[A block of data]
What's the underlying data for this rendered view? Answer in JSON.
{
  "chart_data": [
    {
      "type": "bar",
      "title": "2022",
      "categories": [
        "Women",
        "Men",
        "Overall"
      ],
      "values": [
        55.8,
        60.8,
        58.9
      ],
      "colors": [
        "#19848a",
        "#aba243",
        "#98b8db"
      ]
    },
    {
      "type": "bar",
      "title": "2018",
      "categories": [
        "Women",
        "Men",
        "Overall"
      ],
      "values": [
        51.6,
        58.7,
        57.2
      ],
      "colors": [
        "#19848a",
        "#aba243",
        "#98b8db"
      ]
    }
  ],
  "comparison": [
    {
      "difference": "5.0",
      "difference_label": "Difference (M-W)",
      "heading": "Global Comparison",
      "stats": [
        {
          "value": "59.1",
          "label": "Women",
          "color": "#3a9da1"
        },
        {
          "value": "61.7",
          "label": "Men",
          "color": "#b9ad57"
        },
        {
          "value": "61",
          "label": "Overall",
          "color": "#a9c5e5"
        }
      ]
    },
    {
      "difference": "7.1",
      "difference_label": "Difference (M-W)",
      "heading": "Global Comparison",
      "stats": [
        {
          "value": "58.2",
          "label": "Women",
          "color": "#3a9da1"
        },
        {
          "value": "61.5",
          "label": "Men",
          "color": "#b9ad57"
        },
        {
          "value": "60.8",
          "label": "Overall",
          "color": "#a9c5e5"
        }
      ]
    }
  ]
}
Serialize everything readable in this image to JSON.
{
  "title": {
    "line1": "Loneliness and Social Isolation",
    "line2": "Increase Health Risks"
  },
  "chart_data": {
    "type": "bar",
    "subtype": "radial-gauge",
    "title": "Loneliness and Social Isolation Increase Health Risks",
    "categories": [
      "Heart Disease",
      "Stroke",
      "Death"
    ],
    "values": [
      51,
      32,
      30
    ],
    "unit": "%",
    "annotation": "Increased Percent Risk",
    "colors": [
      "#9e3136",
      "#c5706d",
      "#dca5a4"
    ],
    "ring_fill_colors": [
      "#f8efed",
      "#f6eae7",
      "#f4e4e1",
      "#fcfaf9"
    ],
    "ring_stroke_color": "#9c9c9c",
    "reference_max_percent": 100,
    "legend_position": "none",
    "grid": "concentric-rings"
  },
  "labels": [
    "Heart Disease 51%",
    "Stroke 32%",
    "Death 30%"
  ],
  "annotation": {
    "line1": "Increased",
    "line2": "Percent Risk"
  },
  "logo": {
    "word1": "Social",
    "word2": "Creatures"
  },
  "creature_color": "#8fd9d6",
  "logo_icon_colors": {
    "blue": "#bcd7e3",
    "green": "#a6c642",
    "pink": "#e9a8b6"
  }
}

▶ **Description of the task**
Copy, from the material, each line that holds the string "Isolation".

▶ **Result of this exercise**
    "line1": "Loneliness and Social Isolation",
    "title": "Loneliness and Social Isolation Increase Health Risks",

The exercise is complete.